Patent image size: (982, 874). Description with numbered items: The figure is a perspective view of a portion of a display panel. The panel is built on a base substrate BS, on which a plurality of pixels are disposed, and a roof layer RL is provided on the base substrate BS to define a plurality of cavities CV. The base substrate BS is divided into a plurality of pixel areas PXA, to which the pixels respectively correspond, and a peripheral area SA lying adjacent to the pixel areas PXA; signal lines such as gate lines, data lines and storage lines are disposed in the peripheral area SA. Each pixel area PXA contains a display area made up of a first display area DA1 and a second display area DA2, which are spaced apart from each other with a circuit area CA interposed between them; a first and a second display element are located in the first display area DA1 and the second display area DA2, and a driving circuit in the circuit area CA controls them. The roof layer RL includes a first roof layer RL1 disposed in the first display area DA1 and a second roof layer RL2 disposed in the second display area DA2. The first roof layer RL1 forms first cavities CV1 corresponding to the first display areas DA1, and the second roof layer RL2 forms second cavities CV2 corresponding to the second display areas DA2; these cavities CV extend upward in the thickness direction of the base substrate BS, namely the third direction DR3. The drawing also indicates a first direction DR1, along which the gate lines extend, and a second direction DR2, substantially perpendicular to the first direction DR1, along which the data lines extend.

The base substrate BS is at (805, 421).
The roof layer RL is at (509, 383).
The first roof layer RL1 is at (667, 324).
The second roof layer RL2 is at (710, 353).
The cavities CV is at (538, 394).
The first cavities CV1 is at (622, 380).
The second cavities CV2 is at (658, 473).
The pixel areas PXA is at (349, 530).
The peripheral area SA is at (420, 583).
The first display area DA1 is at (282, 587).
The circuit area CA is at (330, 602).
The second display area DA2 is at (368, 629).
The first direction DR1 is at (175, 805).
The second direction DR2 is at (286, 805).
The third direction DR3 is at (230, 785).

--

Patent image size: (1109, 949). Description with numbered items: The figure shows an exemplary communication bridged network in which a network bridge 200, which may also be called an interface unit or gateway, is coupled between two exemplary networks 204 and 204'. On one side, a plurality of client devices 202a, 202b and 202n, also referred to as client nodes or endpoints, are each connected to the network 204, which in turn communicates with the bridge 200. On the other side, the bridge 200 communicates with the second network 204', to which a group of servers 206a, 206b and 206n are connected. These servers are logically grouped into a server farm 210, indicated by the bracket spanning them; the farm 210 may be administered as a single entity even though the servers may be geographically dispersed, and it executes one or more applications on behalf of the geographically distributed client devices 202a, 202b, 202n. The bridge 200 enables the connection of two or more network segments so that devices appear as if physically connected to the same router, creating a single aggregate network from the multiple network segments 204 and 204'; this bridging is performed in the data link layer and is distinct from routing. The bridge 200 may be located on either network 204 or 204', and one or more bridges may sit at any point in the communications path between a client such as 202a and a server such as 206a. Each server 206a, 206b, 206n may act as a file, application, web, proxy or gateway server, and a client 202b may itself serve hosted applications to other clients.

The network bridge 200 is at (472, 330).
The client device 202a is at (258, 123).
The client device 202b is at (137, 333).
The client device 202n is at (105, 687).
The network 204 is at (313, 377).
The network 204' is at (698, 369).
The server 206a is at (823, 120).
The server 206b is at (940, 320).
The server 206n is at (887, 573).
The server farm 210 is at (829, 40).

==

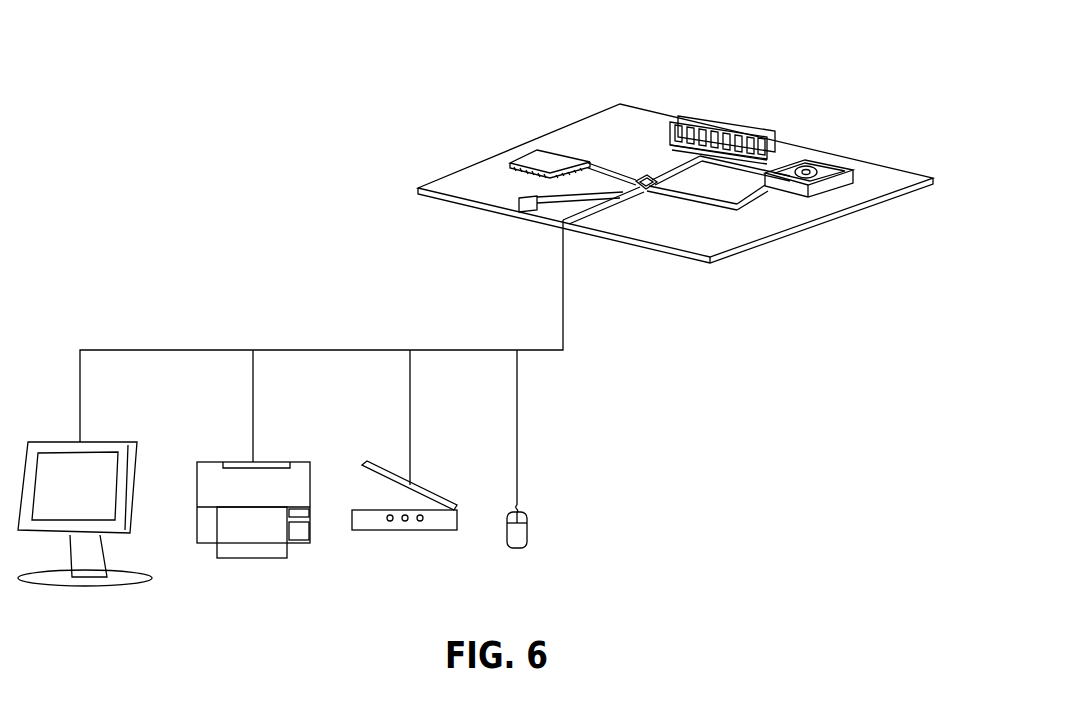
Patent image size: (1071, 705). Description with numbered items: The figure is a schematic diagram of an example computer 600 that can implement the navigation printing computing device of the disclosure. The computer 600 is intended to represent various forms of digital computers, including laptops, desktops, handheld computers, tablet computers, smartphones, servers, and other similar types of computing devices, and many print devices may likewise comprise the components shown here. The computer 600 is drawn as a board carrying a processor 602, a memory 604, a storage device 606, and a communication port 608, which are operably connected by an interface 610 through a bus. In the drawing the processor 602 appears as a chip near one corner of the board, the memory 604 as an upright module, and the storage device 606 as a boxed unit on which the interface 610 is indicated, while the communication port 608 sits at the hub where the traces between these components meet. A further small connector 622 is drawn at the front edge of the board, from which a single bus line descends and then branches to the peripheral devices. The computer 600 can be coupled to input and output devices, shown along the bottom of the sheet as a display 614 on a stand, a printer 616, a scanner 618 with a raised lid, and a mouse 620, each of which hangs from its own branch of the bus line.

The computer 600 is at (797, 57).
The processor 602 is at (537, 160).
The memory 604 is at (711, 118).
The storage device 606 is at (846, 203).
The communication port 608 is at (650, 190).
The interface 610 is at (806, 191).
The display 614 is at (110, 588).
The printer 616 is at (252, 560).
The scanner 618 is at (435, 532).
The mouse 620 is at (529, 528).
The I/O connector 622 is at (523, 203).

- WHAT NEEDS TO BE DONE -
Gather every line of the listing above that contains the string "cavities", and copy each of those lines in full.

- COMPLETED TASK -
Patent image size: (982, 874). Description with numbered items: The figure is a perspective view of a portion of a display panel. The panel is built on a base substrate BS, on which a plurality of pixels are disposed, and a roof layer RL is provided on the base substrate BS to define a plurality of cavities CV. The base substrate BS is divided into a plurality of pixel areas PXA, to which the pixels respectively correspond, and a peripheral area SA lying adjacent to the pixel areas PXA; signal lines such as gate lines, data lines and storage lines are disposed in the peripheral area SA. Each pixel area PXA contains a display area made up of a first display area DA1 and a second display area DA2, which are spaced apart from each other with a circuit area CA interposed between them; a first and a second display element are located in the first display area DA1 and the second display area DA2, and a driving circuit in the circuit area CA controls them. The roof layer RL includes a first roof layer RL1 disposed in the first display area DA1 and a second roof layer RL2 disposed in the second display area DA2. The first roof layer RL1 forms first cavities CV1 corresponding to the first display areas DA1, and the second roof layer RL2 forms second cavities CV2 corresponding to the second display areas DA2; these cavities CV extend upward in the thickness direction of the base substrate BS, namely the third direction DR3. The drawing also indicates a first direction DR1, along which the gate lines extend, and a second direction DR2, substantially perpendicular to the first direction DR1, along which the data lines extend.
The cavities CV is at (538, 394).
The first cavities CV1 is at (622, 380).
The second cavities CV2 is at (658, 473).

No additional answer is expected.